### Work item
Filter this data down to the lines that hold "hade", and copy them.

· · · ·

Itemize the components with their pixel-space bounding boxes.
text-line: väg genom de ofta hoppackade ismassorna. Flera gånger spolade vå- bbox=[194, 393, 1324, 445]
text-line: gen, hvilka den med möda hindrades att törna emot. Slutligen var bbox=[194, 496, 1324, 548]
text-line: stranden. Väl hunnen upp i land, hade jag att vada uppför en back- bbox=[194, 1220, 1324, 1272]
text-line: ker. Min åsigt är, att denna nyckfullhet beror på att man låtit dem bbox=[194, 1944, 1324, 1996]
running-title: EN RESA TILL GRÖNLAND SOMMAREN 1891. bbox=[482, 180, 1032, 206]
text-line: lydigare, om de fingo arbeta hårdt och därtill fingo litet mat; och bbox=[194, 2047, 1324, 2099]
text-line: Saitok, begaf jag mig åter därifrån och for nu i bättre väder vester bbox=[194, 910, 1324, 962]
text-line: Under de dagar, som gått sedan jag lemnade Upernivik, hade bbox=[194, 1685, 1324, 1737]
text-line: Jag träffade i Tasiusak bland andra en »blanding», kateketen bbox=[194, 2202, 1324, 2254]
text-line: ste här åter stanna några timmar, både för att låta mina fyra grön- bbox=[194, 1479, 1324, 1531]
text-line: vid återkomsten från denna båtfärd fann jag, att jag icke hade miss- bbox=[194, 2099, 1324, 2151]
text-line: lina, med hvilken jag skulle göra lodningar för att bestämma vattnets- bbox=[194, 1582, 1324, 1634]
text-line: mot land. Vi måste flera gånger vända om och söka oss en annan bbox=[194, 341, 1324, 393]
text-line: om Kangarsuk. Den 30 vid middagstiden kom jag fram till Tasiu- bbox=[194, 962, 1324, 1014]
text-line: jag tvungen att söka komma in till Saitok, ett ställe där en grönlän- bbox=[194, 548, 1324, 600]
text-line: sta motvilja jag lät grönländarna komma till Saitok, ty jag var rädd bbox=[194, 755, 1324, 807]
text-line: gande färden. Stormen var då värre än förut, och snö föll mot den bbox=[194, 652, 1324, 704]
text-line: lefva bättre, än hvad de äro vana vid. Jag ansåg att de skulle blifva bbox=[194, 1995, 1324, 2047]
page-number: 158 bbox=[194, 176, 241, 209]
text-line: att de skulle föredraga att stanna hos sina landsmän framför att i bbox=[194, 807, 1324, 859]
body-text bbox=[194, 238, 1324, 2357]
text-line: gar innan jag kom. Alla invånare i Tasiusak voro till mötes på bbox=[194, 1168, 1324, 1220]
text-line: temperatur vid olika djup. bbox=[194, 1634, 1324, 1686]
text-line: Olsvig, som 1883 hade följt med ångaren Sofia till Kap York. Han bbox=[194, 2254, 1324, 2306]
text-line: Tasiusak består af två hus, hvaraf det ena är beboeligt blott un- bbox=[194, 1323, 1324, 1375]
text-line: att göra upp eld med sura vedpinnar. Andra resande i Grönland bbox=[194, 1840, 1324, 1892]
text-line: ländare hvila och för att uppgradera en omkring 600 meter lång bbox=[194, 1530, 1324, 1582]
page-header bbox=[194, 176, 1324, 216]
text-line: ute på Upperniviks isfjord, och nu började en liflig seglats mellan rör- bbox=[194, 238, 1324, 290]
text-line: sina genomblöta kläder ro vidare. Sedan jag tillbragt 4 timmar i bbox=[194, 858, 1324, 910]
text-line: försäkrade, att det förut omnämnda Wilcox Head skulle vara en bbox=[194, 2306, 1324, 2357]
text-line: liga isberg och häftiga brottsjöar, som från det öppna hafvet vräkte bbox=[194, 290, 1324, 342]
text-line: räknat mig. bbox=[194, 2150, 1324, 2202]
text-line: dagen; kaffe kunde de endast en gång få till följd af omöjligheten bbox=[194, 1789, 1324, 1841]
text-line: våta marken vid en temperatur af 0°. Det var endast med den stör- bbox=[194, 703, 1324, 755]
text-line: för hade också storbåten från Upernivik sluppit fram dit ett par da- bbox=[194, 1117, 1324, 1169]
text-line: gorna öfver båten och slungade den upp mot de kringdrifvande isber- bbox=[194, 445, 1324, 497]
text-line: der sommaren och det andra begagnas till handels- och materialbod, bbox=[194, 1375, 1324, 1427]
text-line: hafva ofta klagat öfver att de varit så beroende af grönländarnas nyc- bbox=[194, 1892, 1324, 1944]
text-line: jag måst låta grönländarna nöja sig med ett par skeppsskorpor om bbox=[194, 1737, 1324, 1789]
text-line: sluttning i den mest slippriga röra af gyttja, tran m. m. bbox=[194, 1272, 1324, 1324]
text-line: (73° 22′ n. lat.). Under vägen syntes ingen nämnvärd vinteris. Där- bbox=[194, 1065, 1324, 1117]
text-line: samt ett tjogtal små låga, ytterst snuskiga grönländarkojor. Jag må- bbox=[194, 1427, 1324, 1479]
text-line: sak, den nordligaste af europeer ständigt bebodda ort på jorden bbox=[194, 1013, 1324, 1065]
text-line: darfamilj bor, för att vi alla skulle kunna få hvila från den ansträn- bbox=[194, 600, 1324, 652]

· · · ·

### Exercise output
text-line: stranden. Väl hunnen upp i land, hade jag att vada uppför en back- bbox=[194, 1220, 1324, 1272]
text-line: Under de dagar, som gått sedan jag lemnade Upernivik, hade bbox=[194, 1685, 1324, 1737]
text-line: vid återkomsten från denna båtfärd fann jag, att jag icke hade miss- bbox=[194, 2099, 1324, 2151]
text-line: Olsvig, som 1883 hade följt med ångaren Sofia till Kap York. Han bbox=[194, 2254, 1324, 2306]
text-line: för hade också storbåten från Upernivik sluppit fram dit ett par da- bbox=[194, 1117, 1324, 1169]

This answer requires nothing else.